Rows from a dataset:
>>>

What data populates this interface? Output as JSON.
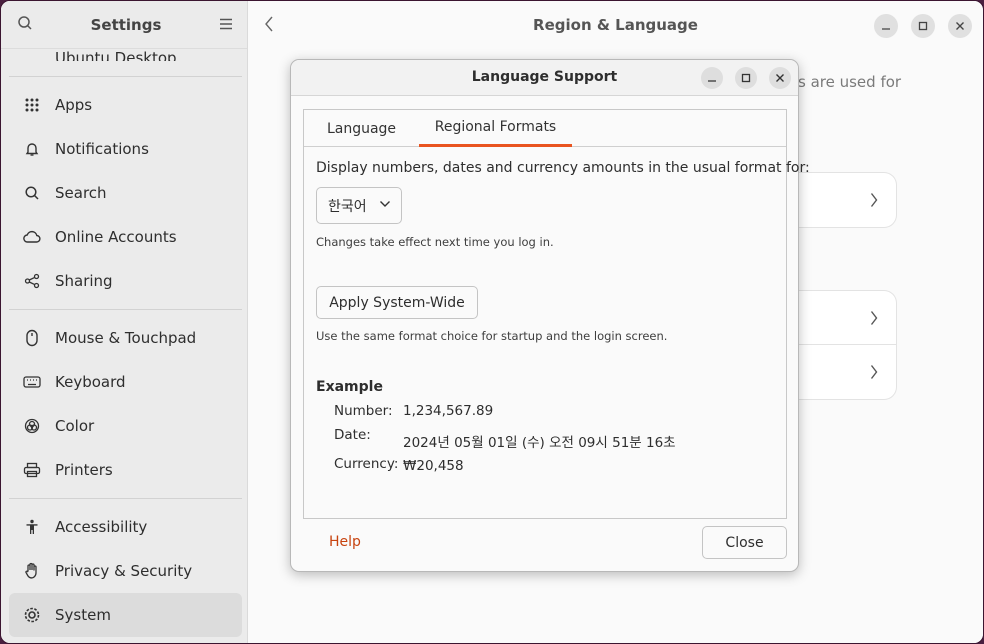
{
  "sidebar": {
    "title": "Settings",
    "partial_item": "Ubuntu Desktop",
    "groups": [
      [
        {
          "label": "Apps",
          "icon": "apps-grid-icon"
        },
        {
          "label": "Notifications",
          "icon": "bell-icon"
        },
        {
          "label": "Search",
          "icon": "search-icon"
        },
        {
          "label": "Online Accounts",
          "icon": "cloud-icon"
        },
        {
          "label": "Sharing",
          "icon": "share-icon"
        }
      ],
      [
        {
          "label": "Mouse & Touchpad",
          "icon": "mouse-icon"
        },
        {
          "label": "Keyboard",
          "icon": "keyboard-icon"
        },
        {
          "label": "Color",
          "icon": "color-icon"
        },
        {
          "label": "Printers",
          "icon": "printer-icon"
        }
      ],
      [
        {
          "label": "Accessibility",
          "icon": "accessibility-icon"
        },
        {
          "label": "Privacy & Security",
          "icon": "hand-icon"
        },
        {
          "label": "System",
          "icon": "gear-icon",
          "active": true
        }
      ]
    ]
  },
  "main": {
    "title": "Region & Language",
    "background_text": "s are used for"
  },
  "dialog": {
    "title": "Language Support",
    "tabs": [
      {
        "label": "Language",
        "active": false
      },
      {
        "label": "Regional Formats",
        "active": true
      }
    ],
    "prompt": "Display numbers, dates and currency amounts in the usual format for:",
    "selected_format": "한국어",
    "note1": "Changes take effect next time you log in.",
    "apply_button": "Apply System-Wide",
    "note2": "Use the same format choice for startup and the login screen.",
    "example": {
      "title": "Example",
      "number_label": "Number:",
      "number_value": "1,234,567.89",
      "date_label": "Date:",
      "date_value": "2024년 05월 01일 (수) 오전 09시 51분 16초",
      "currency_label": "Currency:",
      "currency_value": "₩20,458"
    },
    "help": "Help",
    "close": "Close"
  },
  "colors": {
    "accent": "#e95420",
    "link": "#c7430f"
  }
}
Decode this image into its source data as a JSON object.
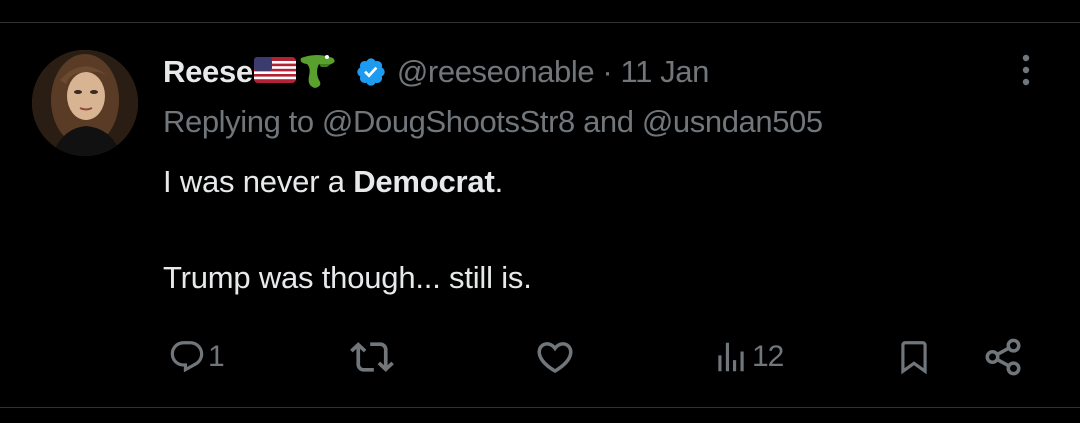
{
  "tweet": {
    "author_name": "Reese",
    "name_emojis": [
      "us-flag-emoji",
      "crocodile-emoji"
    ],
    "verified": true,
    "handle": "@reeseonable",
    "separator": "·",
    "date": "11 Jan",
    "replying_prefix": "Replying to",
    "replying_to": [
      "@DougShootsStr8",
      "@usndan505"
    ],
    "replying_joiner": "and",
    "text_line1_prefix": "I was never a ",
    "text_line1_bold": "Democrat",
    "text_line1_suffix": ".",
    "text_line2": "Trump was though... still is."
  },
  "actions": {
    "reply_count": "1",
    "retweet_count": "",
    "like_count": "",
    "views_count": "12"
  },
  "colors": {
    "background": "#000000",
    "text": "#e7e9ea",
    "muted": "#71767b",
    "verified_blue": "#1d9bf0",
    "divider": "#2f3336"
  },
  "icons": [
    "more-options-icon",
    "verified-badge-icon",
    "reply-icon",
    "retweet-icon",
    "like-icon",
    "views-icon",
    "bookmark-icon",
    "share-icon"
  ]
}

<<<

**Problem details**. Find every line in the listing that holds the string "JSON", then say how many there are as a bare number.

**Solved problem**. 2